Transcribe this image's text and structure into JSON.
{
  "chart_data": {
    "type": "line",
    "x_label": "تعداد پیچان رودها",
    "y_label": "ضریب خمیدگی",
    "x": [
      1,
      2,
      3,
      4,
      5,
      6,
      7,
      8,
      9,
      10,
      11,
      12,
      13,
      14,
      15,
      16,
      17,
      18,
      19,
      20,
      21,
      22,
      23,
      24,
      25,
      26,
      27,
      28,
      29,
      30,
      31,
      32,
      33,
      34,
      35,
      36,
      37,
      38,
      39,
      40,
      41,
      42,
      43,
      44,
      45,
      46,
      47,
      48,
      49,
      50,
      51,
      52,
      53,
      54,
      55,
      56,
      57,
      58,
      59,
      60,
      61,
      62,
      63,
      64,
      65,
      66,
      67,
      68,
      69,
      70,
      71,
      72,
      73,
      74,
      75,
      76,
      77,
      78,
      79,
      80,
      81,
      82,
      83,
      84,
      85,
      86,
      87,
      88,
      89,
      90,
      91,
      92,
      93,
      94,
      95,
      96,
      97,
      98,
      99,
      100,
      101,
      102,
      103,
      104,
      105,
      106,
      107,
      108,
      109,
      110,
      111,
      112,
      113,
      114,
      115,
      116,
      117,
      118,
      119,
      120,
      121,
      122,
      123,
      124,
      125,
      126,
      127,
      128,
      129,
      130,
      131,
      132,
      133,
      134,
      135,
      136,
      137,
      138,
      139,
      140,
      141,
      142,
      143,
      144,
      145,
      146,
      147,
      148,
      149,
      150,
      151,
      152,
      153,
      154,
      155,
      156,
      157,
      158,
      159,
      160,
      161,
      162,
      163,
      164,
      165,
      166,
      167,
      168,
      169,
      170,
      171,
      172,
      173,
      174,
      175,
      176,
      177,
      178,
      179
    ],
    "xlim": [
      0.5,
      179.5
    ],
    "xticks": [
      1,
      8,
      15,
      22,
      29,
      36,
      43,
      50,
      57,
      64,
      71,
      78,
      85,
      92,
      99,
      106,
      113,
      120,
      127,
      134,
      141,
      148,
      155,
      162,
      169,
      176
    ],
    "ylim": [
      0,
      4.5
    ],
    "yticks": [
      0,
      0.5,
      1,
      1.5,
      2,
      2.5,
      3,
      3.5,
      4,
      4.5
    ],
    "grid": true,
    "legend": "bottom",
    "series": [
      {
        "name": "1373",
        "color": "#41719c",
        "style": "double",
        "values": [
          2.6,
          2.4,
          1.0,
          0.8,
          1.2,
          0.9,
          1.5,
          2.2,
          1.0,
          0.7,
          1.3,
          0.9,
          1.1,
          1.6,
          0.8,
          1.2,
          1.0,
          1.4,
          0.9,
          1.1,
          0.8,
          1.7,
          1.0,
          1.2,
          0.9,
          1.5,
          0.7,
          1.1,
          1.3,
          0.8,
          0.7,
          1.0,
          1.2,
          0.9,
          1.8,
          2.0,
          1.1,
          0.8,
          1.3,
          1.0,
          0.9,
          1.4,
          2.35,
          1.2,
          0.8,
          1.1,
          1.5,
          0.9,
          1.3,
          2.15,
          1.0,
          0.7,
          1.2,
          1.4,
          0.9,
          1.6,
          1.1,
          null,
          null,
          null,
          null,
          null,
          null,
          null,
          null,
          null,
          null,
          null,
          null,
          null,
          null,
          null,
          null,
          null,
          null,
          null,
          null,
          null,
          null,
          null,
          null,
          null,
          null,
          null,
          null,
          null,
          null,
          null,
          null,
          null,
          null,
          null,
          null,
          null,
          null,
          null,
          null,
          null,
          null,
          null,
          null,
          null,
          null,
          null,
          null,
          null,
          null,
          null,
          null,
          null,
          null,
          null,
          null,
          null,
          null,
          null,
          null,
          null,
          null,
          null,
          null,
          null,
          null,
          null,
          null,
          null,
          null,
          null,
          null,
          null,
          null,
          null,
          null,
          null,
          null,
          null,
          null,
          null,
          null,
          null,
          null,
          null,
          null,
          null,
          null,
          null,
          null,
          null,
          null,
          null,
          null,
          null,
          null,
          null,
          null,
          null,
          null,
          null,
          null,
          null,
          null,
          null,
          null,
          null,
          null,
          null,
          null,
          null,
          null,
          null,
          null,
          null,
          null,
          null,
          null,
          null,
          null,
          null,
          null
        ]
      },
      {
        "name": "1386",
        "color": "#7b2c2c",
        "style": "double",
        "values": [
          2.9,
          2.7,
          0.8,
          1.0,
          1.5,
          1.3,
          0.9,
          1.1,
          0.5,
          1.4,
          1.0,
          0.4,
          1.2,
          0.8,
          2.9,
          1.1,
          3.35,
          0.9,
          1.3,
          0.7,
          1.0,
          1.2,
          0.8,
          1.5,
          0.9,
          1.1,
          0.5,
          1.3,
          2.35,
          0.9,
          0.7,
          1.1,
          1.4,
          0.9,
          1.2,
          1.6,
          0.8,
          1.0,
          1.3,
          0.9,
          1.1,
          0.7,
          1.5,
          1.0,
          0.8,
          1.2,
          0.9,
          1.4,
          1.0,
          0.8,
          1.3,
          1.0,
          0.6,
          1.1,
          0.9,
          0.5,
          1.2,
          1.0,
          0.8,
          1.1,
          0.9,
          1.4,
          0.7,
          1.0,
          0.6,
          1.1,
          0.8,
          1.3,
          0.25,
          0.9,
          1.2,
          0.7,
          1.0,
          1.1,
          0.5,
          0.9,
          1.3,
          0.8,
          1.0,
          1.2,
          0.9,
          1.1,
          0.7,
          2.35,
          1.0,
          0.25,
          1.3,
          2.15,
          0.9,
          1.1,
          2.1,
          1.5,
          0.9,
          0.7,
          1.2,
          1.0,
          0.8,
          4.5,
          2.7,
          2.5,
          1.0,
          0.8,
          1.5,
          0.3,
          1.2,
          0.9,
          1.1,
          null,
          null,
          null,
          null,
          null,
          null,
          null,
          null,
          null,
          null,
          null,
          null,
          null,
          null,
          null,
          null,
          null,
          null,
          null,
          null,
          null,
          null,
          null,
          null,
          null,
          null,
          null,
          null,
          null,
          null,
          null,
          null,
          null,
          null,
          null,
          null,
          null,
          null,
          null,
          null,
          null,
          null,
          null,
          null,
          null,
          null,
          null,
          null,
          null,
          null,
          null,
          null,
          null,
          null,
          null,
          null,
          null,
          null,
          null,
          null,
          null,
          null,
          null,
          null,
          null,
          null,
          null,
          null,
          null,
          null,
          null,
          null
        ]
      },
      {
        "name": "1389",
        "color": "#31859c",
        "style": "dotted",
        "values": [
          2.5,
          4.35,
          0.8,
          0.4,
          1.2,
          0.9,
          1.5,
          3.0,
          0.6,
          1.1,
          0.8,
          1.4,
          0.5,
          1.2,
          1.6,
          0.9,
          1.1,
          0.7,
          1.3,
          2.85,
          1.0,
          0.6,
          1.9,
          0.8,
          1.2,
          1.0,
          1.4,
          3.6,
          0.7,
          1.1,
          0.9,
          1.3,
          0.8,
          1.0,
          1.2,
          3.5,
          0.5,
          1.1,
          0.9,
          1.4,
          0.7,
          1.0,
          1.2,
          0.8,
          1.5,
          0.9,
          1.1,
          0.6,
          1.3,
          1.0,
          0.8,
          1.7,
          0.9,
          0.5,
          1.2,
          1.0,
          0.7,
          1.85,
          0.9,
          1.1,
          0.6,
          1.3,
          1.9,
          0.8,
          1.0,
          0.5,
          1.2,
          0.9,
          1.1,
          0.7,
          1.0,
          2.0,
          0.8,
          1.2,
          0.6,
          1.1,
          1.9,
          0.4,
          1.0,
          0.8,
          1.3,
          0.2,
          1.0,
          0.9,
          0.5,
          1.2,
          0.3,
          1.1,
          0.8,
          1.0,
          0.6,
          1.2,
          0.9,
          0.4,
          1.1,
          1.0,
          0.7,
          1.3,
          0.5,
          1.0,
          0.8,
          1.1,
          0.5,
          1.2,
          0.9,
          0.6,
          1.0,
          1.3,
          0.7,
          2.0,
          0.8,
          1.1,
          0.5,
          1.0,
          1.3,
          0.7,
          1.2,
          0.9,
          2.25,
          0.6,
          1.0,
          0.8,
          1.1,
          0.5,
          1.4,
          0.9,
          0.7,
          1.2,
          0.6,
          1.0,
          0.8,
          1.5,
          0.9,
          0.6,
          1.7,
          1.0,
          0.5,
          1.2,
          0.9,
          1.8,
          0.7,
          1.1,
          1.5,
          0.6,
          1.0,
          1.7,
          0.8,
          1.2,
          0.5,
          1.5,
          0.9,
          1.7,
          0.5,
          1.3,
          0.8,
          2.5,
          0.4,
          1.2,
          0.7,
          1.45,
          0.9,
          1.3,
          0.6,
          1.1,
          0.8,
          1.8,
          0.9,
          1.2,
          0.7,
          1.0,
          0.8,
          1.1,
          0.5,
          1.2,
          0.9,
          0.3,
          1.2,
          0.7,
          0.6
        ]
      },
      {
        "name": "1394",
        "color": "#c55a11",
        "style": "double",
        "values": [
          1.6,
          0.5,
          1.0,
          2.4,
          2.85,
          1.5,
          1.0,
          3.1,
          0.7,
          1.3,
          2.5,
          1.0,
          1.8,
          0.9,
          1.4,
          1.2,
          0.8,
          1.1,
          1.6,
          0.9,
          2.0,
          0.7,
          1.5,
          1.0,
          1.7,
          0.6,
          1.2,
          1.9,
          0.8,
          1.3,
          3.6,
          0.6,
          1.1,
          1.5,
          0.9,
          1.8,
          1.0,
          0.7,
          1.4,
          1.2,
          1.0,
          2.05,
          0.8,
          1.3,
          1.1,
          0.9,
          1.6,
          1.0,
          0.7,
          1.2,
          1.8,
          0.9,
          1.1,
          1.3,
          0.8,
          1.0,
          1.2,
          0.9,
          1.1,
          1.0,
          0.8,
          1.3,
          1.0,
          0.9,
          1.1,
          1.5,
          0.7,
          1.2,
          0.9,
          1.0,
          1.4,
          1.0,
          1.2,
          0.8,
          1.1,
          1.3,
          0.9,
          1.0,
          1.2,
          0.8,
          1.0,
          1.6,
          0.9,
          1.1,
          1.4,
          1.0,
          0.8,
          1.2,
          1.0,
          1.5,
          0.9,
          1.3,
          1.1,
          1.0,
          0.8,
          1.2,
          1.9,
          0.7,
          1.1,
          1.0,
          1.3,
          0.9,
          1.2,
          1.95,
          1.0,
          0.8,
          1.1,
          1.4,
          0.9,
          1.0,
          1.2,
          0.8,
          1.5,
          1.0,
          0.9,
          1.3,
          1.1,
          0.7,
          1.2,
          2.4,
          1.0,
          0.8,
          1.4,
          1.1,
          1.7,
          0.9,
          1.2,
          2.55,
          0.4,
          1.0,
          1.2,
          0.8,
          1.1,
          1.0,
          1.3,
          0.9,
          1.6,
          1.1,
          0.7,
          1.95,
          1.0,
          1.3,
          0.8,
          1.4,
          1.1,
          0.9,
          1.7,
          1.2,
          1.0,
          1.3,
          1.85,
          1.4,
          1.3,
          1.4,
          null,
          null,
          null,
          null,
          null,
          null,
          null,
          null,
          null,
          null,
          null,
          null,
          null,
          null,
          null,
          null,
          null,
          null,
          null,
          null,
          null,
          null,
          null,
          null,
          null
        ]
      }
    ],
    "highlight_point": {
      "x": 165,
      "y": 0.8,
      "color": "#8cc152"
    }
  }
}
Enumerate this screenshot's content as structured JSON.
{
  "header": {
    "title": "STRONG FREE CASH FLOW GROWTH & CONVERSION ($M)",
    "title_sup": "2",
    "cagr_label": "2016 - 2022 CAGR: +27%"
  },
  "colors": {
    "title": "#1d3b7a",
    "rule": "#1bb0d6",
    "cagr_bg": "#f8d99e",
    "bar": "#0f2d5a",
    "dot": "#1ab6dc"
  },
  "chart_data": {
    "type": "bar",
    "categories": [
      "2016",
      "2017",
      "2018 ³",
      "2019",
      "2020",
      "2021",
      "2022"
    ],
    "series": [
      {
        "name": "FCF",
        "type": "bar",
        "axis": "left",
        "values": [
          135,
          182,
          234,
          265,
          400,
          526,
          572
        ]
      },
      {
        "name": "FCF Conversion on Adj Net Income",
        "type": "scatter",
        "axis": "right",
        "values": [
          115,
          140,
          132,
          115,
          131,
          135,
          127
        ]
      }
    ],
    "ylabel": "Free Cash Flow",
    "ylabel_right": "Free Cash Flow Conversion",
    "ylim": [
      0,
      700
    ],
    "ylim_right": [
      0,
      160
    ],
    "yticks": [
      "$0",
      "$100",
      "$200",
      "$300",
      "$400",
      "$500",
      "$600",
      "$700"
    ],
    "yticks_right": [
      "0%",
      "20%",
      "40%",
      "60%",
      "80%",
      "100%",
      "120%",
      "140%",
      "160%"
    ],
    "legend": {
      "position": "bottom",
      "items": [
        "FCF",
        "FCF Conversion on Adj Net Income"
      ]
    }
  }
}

◆ **YOUR INSTRUCTIONS**
Repeat exactly, and only, the lines from the line containing "Enumerate this screenshot's" through the last line of the records above, both included.

◆ **ANSWER BELOW**
Enumerate this screenshot's content as structured JSON.
{
  "header": {
    "title": "STRONG FREE CASH FLOW GROWTH & CONVERSION ($M)",
    "title_sup": "2",
    "cagr_label": "2016 - 2022 CAGR: +27%"
  },
  "colors": {
    "title": "#1d3b7a",
    "rule": "#1bb0d6",
    "cagr_bg": "#f8d99e",
    "bar": "#0f2d5a",
    "dot": "#1ab6dc"
  },
  "chart_data": {
    "type": "bar",
    "categories": [
      "2016",
      "2017",
      "2018 ³",
      "2019",
      "2020",
      "2021",
      "2022"
    ],
    "series": [
      {
        "name": "FCF",
        "type": "bar",
        "axis": "left",
        "values": [
          135,
          182,
          234,
          265,
          400,
          526,
          572
        ]
      },
      {
        "name": "FCF Conversion on Adj Net Income",
        "type": "scatter",
        "axis": "right",
        "values": [
          115,
          140,
          132,
          115,
          131,
          135,
          127
        ]
      }
    ],
    "ylabel": "Free Cash Flow",
    "ylabel_right": "Free Cash Flow Conversion",
    "ylim": [
      0,
      700
    ],
    "ylim_right": [
      0,
      160
    ],
    "yticks": [
      "$0",
      "$100",
      "$200",
      "$300",
      "$400",
      "$500",
      "$600",
      "$700"
    ],
    "yticks_right": [
      "0%",
      "20%",
      "40%",
      "60%",
      "80%",
      "100%",
      "120%",
      "140%",
      "160%"
    ],
    "legend": {
      "position": "bottom",
      "items": [
        "FCF",
        "FCF Conversion on Adj Net Income"
      ]
    }
  }
}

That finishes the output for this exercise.